BEGIN EXTRACTED DATA

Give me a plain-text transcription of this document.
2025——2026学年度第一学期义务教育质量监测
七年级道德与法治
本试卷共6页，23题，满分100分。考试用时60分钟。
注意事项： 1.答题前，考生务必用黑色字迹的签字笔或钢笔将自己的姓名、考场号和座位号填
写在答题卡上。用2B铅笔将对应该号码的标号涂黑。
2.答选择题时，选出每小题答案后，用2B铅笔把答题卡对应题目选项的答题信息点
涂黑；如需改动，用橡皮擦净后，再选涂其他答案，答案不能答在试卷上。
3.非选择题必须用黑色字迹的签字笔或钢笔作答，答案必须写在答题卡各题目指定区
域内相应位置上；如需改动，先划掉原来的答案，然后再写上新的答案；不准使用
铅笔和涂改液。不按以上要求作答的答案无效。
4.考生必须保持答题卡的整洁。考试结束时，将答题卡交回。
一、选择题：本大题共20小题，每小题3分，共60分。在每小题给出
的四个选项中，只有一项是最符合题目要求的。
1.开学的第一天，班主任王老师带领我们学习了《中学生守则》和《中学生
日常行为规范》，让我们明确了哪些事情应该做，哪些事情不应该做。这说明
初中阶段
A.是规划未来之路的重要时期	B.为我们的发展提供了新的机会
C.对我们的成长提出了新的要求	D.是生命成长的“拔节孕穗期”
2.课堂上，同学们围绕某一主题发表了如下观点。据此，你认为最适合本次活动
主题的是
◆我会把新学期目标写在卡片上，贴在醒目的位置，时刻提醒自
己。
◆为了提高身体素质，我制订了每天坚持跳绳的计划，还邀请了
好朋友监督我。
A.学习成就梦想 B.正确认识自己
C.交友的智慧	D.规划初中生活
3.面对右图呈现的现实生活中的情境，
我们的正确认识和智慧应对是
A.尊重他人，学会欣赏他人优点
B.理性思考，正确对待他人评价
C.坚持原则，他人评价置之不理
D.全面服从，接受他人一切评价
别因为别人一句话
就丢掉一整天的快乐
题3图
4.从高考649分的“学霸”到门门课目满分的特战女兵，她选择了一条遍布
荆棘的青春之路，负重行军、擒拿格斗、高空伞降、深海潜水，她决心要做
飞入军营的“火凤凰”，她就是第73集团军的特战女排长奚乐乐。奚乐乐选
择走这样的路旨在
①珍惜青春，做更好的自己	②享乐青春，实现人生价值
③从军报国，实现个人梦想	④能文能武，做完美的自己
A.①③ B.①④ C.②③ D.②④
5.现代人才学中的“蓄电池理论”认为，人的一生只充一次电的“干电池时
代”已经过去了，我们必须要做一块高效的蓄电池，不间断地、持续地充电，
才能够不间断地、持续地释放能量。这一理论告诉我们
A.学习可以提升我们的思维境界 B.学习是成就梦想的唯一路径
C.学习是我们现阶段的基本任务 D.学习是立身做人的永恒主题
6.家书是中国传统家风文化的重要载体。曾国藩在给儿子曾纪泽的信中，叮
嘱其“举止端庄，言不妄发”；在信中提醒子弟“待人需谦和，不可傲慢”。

END EXTRACTED DATA

### PROBLEM STATEMENT
Every line of the data above should be copied exactly.

### FULL OUTPUT
Give me a plain-text transcription of this document.
2025——2026学年度第一学期义务教育质量监测
七年级道德与法治
本试卷共6页，23题，满分100分。考试用时60分钟。
注意事项： 1.答题前，考生务必用黑色字迹的签字笔或钢笔将自己的姓名、考场号和座位号填
写在答题卡上。用2B铅笔将对应该号码的标号涂黑。
2.答选择题时，选出每小题答案后，用2B铅笔把答题卡对应题目选项的答题信息点
涂黑；如需改动，用橡皮擦净后，再选涂其他答案，答案不能答在试卷上。
3.非选择题必须用黑色字迹的签字笔或钢笔作答，答案必须写在答题卡各题目指定区
域内相应位置上；如需改动，先划掉原来的答案，然后再写上新的答案；不准使用
铅笔和涂改液。不按以上要求作答的答案无效。
4.考生必须保持答题卡的整洁。考试结束时，将答题卡交回。
一、选择题：本大题共20小题，每小题3分，共60分。在每小题给出
的四个选项中，只有一项是最符合题目要求的。
1.开学的第一天，班主任王老师带领我们学习了《中学生守则》和《中学生
日常行为规范》，让我们明确了哪些事情应该做，哪些事情不应该做。这说明
初中阶段
A.是规划未来之路的重要时期	B.为我们的发展提供了新的机会
C.对我们的成长提出了新的要求	D.是生命成长的“拔节孕穗期”
2.课堂上，同学们围绕某一主题发表了如下观点。据此，你认为最适合本次活动
主题的是
◆我会把新学期目标写在卡片上，贴在醒目的位置，时刻提醒自
己。
◆为了提高身体素质，我制订了每天坚持跳绳的计划，还邀请了
好朋友监督我。
A.学习成就梦想 B.正确认识自己
C.交友的智慧	D.规划初中生活
3.面对右图呈现的现实生活中的情境，
我们的正确认识和智慧应对是
A.尊重他人，学会欣赏他人优点
B.理性思考，正确对待他人评价
C.坚持原则，他人评价置之不理
D.全面服从，接受他人一切评价
别因为别人一句话
就丢掉一整天的快乐
题3图
4.从高考649分的“学霸”到门门课目满分的特战女兵，她选择了一条遍布
荆棘的青春之路，负重行军、擒拿格斗、高空伞降、深海潜水，她决心要做
飞入军营的“火凤凰”，她就是第73集团军的特战女排长奚乐乐。奚乐乐选
择走这样的路旨在
①珍惜青春，做更好的自己	②享乐青春，实现人生价值
③从军报国，实现个人梦想	④能文能武，做完美的自己
A.①③ B.①④ C.②③ D.②④
5.现代人才学中的“蓄电池理论”认为，人的一生只充一次电的“干电池时
代”已经过去了，我们必须要做一块高效的蓄电池，不间断地、持续地充电，
才能够不间断地、持续地释放能量。这一理论告诉我们
A.学习可以提升我们的思维境界 B.学习是成就梦想的唯一路径
C.学习是我们现阶段的基本任务 D.学习是立身做人的永恒主题
6.家书是中国传统家风文化的重要载体。曾国藩在给儿子曾纪泽的信中，叮
嘱其“举止端庄，言不妄发”；在信中提醒子弟“待人需谦和，不可傲慢”。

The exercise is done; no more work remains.